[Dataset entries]
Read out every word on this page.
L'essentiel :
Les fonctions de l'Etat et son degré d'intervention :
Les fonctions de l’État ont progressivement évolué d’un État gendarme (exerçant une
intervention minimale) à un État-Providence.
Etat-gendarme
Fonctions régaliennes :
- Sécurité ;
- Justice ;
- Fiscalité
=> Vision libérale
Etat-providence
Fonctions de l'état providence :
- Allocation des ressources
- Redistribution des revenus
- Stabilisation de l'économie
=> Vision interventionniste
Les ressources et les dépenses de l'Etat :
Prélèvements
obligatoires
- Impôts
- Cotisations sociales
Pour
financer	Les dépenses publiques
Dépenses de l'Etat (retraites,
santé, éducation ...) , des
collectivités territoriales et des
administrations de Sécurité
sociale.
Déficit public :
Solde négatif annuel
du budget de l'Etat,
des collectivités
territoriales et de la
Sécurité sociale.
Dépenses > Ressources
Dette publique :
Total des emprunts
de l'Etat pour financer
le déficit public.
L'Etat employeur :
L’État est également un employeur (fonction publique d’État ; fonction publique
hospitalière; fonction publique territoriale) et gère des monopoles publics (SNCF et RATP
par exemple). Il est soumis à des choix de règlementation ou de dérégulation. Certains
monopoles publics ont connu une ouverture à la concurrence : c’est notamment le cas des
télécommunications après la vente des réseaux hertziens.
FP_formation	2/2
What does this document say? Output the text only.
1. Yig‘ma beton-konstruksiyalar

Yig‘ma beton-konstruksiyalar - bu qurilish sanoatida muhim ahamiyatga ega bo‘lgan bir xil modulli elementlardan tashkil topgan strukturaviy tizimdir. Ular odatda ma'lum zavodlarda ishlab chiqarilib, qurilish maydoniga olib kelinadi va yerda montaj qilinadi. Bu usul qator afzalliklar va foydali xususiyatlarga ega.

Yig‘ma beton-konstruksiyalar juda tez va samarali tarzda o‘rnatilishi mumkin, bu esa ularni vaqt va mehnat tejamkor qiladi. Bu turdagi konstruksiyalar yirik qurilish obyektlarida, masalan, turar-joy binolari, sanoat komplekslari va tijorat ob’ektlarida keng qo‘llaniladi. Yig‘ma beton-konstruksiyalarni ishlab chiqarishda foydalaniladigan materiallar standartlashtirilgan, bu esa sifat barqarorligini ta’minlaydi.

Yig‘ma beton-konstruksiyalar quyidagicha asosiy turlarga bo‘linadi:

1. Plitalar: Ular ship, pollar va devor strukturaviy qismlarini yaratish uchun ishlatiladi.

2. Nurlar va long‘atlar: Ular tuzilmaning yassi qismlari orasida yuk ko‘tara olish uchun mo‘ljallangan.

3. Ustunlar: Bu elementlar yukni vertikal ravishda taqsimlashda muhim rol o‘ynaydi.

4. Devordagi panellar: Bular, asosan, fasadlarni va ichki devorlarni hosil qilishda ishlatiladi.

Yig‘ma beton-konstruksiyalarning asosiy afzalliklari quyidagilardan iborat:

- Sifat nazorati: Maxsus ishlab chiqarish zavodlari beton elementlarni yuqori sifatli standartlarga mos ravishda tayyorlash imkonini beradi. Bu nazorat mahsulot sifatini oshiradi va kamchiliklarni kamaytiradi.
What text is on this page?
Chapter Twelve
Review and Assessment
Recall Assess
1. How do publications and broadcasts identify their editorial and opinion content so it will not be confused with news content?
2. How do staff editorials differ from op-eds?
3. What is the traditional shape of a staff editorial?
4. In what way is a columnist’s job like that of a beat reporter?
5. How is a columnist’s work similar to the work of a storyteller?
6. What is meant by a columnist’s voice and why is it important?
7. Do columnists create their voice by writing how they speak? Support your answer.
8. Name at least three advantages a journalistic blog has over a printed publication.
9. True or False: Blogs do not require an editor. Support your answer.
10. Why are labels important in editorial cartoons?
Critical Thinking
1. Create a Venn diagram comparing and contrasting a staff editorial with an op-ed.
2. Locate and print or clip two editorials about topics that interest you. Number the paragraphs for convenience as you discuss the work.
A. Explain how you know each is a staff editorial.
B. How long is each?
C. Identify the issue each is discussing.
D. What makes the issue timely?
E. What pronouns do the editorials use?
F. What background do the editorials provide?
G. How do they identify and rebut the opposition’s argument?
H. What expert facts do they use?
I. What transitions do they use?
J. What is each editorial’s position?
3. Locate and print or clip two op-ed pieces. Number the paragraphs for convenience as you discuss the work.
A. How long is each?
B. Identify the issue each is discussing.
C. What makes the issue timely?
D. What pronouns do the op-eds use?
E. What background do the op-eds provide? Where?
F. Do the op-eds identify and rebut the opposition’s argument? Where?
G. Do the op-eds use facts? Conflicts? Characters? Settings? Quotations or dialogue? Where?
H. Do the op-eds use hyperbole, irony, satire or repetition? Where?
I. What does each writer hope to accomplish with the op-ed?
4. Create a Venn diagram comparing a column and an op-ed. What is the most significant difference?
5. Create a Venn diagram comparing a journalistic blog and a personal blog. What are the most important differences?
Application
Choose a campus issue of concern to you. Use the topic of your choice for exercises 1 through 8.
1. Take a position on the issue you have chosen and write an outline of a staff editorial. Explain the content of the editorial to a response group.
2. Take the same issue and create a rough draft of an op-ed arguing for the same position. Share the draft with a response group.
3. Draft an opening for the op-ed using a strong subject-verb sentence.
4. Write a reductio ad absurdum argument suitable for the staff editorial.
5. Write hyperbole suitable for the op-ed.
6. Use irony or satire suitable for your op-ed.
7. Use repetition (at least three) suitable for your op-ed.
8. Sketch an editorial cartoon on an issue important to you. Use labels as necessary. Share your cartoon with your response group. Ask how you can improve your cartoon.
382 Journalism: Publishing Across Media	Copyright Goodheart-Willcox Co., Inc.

**WHAT YOU ARE ASKED TO DO:**
Work out how many lines of the listing above include the word "does". Report only the number.

**WORKED SOLUTION:**
2